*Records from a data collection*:
============================================================

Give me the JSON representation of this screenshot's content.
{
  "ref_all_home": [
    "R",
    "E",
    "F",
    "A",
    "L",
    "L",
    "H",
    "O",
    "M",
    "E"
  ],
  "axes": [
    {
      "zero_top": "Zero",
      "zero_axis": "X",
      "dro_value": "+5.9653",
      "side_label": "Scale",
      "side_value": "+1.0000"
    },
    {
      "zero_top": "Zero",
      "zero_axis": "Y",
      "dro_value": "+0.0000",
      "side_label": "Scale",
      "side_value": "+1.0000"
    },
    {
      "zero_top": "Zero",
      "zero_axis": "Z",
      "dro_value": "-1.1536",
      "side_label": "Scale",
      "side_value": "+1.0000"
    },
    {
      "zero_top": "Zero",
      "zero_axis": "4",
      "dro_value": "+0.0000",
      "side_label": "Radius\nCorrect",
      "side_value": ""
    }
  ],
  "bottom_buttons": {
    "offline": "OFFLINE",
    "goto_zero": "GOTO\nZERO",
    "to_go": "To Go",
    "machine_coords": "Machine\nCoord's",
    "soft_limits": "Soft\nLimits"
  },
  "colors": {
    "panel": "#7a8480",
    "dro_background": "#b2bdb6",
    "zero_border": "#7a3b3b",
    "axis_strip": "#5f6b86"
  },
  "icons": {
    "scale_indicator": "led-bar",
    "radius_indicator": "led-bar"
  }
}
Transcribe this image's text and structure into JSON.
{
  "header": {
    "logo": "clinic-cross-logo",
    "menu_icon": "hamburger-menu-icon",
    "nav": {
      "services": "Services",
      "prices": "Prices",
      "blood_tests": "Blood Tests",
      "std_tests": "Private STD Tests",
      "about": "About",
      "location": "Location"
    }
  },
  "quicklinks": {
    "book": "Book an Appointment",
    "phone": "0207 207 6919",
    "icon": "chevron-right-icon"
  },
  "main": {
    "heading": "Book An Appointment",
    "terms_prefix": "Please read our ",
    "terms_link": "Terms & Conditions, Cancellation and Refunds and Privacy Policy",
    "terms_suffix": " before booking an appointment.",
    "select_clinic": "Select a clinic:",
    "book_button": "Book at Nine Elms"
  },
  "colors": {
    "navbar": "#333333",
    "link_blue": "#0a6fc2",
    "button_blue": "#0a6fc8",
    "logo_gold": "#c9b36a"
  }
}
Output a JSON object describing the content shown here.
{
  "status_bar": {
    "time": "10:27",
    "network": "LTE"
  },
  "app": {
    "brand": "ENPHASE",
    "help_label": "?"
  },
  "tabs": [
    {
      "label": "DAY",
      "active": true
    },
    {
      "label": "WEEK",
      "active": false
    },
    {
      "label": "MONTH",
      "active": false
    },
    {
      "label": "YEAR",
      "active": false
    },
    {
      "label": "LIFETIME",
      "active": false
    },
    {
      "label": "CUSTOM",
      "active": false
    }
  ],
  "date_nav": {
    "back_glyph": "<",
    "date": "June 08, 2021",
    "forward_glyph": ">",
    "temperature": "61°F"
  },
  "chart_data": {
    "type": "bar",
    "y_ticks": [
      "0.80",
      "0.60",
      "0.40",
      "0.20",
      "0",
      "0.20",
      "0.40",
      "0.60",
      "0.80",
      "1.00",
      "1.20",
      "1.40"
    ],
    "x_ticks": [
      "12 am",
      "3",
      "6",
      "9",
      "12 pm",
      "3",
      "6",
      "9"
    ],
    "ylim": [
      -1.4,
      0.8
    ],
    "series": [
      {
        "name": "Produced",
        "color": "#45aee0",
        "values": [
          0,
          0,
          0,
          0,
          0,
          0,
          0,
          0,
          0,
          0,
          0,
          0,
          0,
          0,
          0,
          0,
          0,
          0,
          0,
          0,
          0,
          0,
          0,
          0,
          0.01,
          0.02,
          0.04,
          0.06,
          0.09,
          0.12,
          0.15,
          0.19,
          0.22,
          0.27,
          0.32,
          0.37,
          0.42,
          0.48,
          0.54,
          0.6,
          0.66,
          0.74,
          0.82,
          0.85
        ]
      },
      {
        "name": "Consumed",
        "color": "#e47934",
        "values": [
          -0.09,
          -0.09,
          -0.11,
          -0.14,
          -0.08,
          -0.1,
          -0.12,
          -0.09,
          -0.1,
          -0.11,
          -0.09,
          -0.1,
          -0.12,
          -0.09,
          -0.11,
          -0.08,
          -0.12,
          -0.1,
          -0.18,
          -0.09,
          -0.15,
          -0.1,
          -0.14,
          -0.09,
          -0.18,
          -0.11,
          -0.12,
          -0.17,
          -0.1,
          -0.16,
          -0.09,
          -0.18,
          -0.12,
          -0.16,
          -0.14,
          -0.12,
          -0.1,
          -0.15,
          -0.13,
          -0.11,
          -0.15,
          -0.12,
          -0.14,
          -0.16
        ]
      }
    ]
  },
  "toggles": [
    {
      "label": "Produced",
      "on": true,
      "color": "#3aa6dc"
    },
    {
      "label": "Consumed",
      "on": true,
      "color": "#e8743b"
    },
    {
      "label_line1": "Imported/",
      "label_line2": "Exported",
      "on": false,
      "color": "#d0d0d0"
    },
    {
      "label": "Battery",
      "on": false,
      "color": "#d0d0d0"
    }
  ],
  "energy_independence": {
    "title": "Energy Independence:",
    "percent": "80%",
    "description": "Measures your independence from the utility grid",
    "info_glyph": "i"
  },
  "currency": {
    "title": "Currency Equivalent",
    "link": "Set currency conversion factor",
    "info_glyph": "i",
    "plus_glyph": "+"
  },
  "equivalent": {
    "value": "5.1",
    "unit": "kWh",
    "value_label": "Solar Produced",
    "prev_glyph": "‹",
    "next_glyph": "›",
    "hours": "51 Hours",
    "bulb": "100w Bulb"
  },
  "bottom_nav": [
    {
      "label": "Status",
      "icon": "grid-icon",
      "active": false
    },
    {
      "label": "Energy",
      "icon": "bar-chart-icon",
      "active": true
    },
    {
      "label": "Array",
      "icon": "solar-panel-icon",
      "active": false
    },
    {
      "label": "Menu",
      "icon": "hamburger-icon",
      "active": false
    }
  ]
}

============================================================

Find the word "clinic" in the records and pull out each line that has it.

*Exercise answer*:
    "logo": "clinic-cross-logo",
    "select_clinic": "Select a clinic:",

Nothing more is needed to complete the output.